_WHAT IS REQUIRED_
Leave out the pictures and repeat everything else in the records exactly.

*** EXTRACTED ENTRIES

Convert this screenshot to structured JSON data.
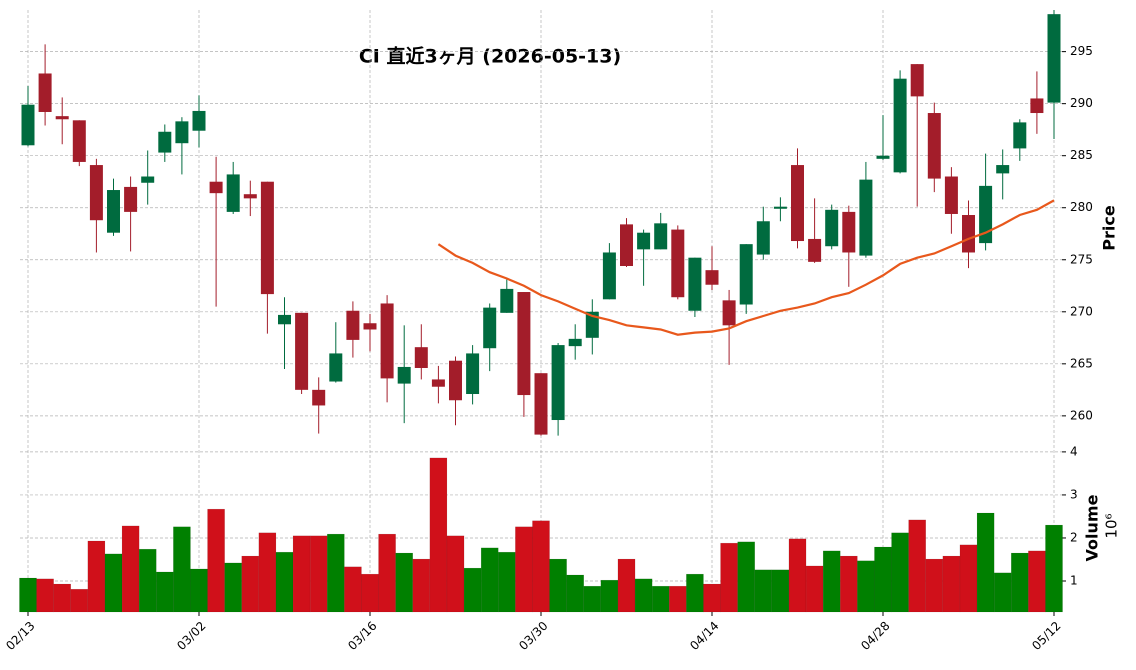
{
  "chart_data": {
    "type": "candlestick",
    "title": "CI  直近3ヶ月  (2026-05-13)",
    "categories": [
      "02/13",
      null,
      null,
      null,
      null,
      null,
      null,
      null,
      null,
      null,
      "03/02",
      null,
      null,
      null,
      null,
      null,
      null,
      null,
      null,
      null,
      "03/16",
      null,
      null,
      null,
      null,
      null,
      null,
      null,
      null,
      null,
      "03/30",
      null,
      null,
      null,
      null,
      null,
      null,
      null,
      null,
      null,
      "04/14",
      null,
      null,
      null,
      null,
      null,
      null,
      null,
      null,
      null,
      "04/28",
      null,
      null,
      null,
      null,
      null,
      null,
      null,
      null,
      null,
      "05/12"
    ],
    "open": [
      286.0,
      292.9,
      288.8,
      288.4,
      284.1,
      277.6,
      282.0,
      282.4,
      285.3,
      286.2,
      287.4,
      282.5,
      279.6,
      281.3,
      282.5,
      268.8,
      269.9,
      262.5,
      263.3,
      270.1,
      268.9,
      270.8,
      263.1,
      266.6,
      263.5,
      265.3,
      262.1,
      266.5,
      269.9,
      271.9,
      264.1,
      259.6,
      266.7,
      267.5,
      271.2,
      278.4,
      276.0,
      276.0,
      277.9,
      270.1,
      274.0,
      271.1,
      270.7,
      275.5,
      279.9,
      284.1,
      277.0,
      276.3,
      279.6,
      275.4,
      284.7,
      283.4,
      293.8,
      289.1,
      283.0,
      279.3,
      276.6,
      283.3,
      285.7,
      290.5,
      290.1
    ],
    "high": [
      291.7,
      295.7,
      290.6,
      288.4,
      284.7,
      282.8,
      283.0,
      285.5,
      288.0,
      288.7,
      290.8,
      284.9,
      284.4,
      282.6,
      282.5,
      271.4,
      269.9,
      263.7,
      269.0,
      271.0,
      269.8,
      271.6,
      268.7,
      268.8,
      264.8,
      265.7,
      266.8,
      270.8,
      273.1,
      271.9,
      264.1,
      267.0,
      268.8,
      271.2,
      276.6,
      279.0,
      277.9,
      279.5,
      278.3,
      275.2,
      276.3,
      272.1,
      276.5,
      280.1,
      281.0,
      285.7,
      280.9,
      280.3,
      280.2,
      284.4,
      288.9,
      293.2,
      293.8,
      290.1,
      283.9,
      280.7,
      285.2,
      285.6,
      288.5,
      293.1,
      299.0
    ],
    "low": [
      285.9,
      287.9,
      286.1,
      284.0,
      275.7,
      277.3,
      275.8,
      280.3,
      284.4,
      283.2,
      285.8,
      270.5,
      279.4,
      279.2,
      267.9,
      264.5,
      262.1,
      258.3,
      263.2,
      265.6,
      266.2,
      261.3,
      259.3,
      263.5,
      261.2,
      259.1,
      261.1,
      264.3,
      269.9,
      259.9,
      258.1,
      258.1,
      265.4,
      265.9,
      271.2,
      274.3,
      272.5,
      276.0,
      271.2,
      269.5,
      272.1,
      264.9,
      269.8,
      275.0,
      278.7,
      276.1,
      274.7,
      276.0,
      272.4,
      275.2,
      284.6,
      283.3,
      280.1,
      281.5,
      277.5,
      274.2,
      275.9,
      280.8,
      284.5,
      287.1,
      286.6
    ],
    "close": [
      289.9,
      289.2,
      288.5,
      284.4,
      278.8,
      281.7,
      279.6,
      283.0,
      287.3,
      288.3,
      289.3,
      281.4,
      283.2,
      280.9,
      271.7,
      269.7,
      262.5,
      261.0,
      266.0,
      267.3,
      268.3,
      263.6,
      264.7,
      264.6,
      262.8,
      261.5,
      266.0,
      270.4,
      272.2,
      262.0,
      258.2,
      266.8,
      267.4,
      270.0,
      275.7,
      274.4,
      277.6,
      278.5,
      271.4,
      275.2,
      272.6,
      268.7,
      276.5,
      278.7,
      280.1,
      276.8,
      274.8,
      279.8,
      275.7,
      282.7,
      285.0,
      292.4,
      290.7,
      282.8,
      279.4,
      275.7,
      282.1,
      284.1,
      288.2,
      289.1,
      298.6
    ],
    "up_color": "#006b3f",
    "down_color": "#a31d2a",
    "ylabel": "Price",
    "ylim": [
      257.2,
      299.0
    ],
    "yticks": [
      260,
      265,
      270,
      275,
      280,
      285,
      290,
      295
    ],
    "grid": true,
    "moving_average": {
      "color": "#e8581c",
      "values": [
        null,
        null,
        null,
        null,
        null,
        null,
        null,
        null,
        null,
        null,
        null,
        null,
        null,
        null,
        null,
        null,
        null,
        null,
        null,
        null,
        null,
        null,
        null,
        null,
        276.5,
        275.4,
        274.7,
        273.8,
        273.2,
        272.5,
        271.6,
        271.0,
        270.3,
        269.6,
        269.2,
        268.7,
        268.5,
        268.3,
        267.8,
        268.0,
        268.1,
        268.4,
        269.1,
        269.6,
        270.1,
        270.4,
        270.8,
        271.4,
        271.8,
        272.6,
        273.5,
        274.6,
        275.2,
        275.6,
        276.3,
        277.0,
        277.6,
        278.4,
        279.3,
        279.8,
        280.7
      ]
    },
    "volume": {
      "ylabel": "Volume",
      "scale_label": "10⁶",
      "values": [
        1.07,
        1.05,
        0.93,
        0.81,
        1.93,
        1.63,
        2.28,
        1.74,
        1.21,
        2.26,
        1.28,
        2.67,
        1.42,
        1.58,
        2.12,
        1.67,
        2.05,
        2.05,
        2.09,
        1.33,
        1.16,
        2.09,
        1.65,
        1.51,
        3.86,
        2.05,
        1.3,
        1.77,
        1.67,
        2.26,
        2.4,
        1.51,
        1.14,
        0.88,
        1.02,
        1.51,
        1.05,
        0.88,
        0.88,
        1.16,
        0.93,
        1.88,
        1.91,
        1.26,
        1.26,
        1.98,
        1.35,
        1.7,
        1.58,
        1.47,
        1.79,
        2.12,
        2.42,
        1.51,
        1.58,
        1.84,
        2.58,
        1.19,
        1.65,
        1.7,
        2.3
      ],
      "up_color": "#008000",
      "down_color": "#d0101a",
      "ylim": [
        0.28,
        4.16
      ],
      "yticks": [
        1,
        2,
        3,
        4
      ]
    }
  }
}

******

_TASK ANSWER_
Convert this screenshot to structured JSON data.
{
  "chart_data": {
    "type": "candlestick",
    "title": "CI  直近3ヶ月  (2026-05-13)",
    "categories": [
      "02/13",
      null,
      null,
      null,
      null,
      null,
      null,
      null,
      null,
      null,
      "03/02",
      null,
      null,
      null,
      null,
      null,
      null,
      null,
      null,
      null,
      "03/16",
      null,
      null,
      null,
      null,
      null,
      null,
      null,
      null,
      null,
      "03/30",
      null,
      null,
      null,
      null,
      null,
      null,
      null,
      null,
      null,
      "04/14",
      null,
      null,
      null,
      null,
      null,
      null,
      null,
      null,
      null,
      "04/28",
      null,
      null,
      null,
      null,
      null,
      null,
      null,
      null,
      null,
      "05/12"
    ],
    "open": [
      286.0,
      292.9,
      288.8,
      288.4,
      284.1,
      277.6,
      282.0,
      282.4,
      285.3,
      286.2,
      287.4,
      282.5,
      279.6,
      281.3,
      282.5,
      268.8,
      269.9,
      262.5,
      263.3,
      270.1,
      268.9,
      270.8,
      263.1,
      266.6,
      263.5,
      265.3,
      262.1,
      266.5,
      269.9,
      271.9,
      264.1,
      259.6,
      266.7,
      267.5,
      271.2,
      278.4,
      276.0,
      276.0,
      277.9,
      270.1,
      274.0,
      271.1,
      270.7,
      275.5,
      279.9,
      284.1,
      277.0,
      276.3,
      279.6,
      275.4,
      284.7,
      283.4,
      293.8,
      289.1,
      283.0,
      279.3,
      276.6,
      283.3,
      285.7,
      290.5,
      290.1
    ],
    "high": [
      291.7,
      295.7,
      290.6,
      288.4,
      284.7,
      282.8,
      283.0,
      285.5,
      288.0,
      288.7,
      290.8,
      284.9,
      284.4,
      282.6,
      282.5,
      271.4,
      269.9,
      263.7,
      269.0,
      271.0,
      269.8,
      271.6,
      268.7,
      268.8,
      264.8,
      265.7,
      266.8,
      270.8,
      273.1,
      271.9,
      264.1,
      267.0,
      268.8,
      271.2,
      276.6,
      279.0,
      277.9,
      279.5,
      278.3,
      275.2,
      276.3,
      272.1,
      276.5,
      280.1,
      281.0,
      285.7,
      280.9,
      280.3,
      280.2,
      284.4,
      288.9,
      293.2,
      293.8,
      290.1,
      283.9,
      280.7,
      285.2,
      285.6,
      288.5,
      293.1,
      299.0
    ],
    "low": [
      285.9,
      287.9,
      286.1,
      284.0,
      275.7,
      277.3,
      275.8,
      280.3,
      284.4,
      283.2,
      285.8,
      270.5,
      279.4,
      279.2,
      267.9,
      264.5,
      262.1,
      258.3,
      263.2,
      265.6,
      266.2,
      261.3,
      259.3,
      263.5,
      261.2,
      259.1,
      261.1,
      264.3,
      269.9,
      259.9,
      258.1,
      258.1,
      265.4,
      265.9,
      271.2,
      274.3,
      272.5,
      276.0,
      271.2,
      269.5,
      272.1,
      264.9,
      269.8,
      275.0,
      278.7,
      276.1,
      274.7,
      276.0,
      272.4,
      275.2,
      284.6,
      283.3,
      280.1,
      281.5,
      277.5,
      274.2,
      275.9,
      280.8,
      284.5,
      287.1,
      286.6
    ],
    "close": [
      289.9,
      289.2,
      288.5,
      284.4,
      278.8,
      281.7,
      279.6,
      283.0,
      287.3,
      288.3,
      289.3,
      281.4,
      283.2,
      280.9,
      271.7,
      269.7,
      262.5,
      261.0,
      266.0,
      267.3,
      268.3,
      263.6,
      264.7,
      264.6,
      262.8,
      261.5,
      266.0,
      270.4,
      272.2,
      262.0,
      258.2,
      266.8,
      267.4,
      270.0,
      275.7,
      274.4,
      277.6,
      278.5,
      271.4,
      275.2,
      272.6,
      268.7,
      276.5,
      278.7,
      280.1,
      276.8,
      274.8,
      279.8,
      275.7,
      282.7,
      285.0,
      292.4,
      290.7,
      282.8,
      279.4,
      275.7,
      282.1,
      284.1,
      288.2,
      289.1,
      298.6
    ],
    "up_color": "#006b3f",
    "down_color": "#a31d2a",
    "ylabel": "Price",
    "ylim": [
      257.2,
      299.0
    ],
    "yticks": [
      260,
      265,
      270,
      275,
      280,
      285,
      290,
      295
    ],
    "grid": true,
    "moving_average": {
      "color": "#e8581c",
      "values": [
        null,
        null,
        null,
        null,
        null,
        null,
        null,
        null,
        null,
        null,
        null,
        null,
        null,
        null,
        null,
        null,
        null,
        null,
        null,
        null,
        null,
        null,
        null,
        null,
        276.5,
        275.4,
        274.7,
        273.8,
        273.2,
        272.5,
        271.6,
        271.0,
        270.3,
        269.6,
        269.2,
        268.7,
        268.5,
        268.3,
        267.8,
        268.0,
        268.1,
        268.4,
        269.1,
        269.6,
        270.1,
        270.4,
        270.8,
        271.4,
        271.8,
        272.6,
        273.5,
        274.6,
        275.2,
        275.6,
        276.3,
        277.0,
        277.6,
        278.4,
        279.3,
        279.8,
        280.7
      ]
    },
    "volume": {
      "ylabel": "Volume",
      "scale_label": "10⁶",
      "values": [
        1.07,
        1.05,
        0.93,
        0.81,
        1.93,
        1.63,
        2.28,
        1.74,
        1.21,
        2.26,
        1.28,
        2.67,
        1.42,
        1.58,
        2.12,
        1.67,
        2.05,
        2.05,
        2.09,
        1.33,
        1.16,
        2.09,
        1.65,
        1.51,
        3.86,
        2.05,
        1.3,
        1.77,
        1.67,
        2.26,
        2.4,
        1.51,
        1.14,
        0.88,
        1.02,
        1.51,
        1.05,
        0.88,
        0.88,
        1.16,
        0.93,
        1.88,
        1.91,
        1.26,
        1.26,
        1.98,
        1.35,
        1.7,
        1.58,
        1.47,
        1.79,
        2.12,
        2.42,
        1.51,
        1.58,
        1.84,
        2.58,
        1.19,
        1.65,
        1.7,
        2.3
      ],
      "up_color": "#008000",
      "down_color": "#d0101a",
      "ylim": [
        0.28,
        4.16
      ],
      "yticks": [
        1,
        2,
        3,
        4
      ]
    }
  }
}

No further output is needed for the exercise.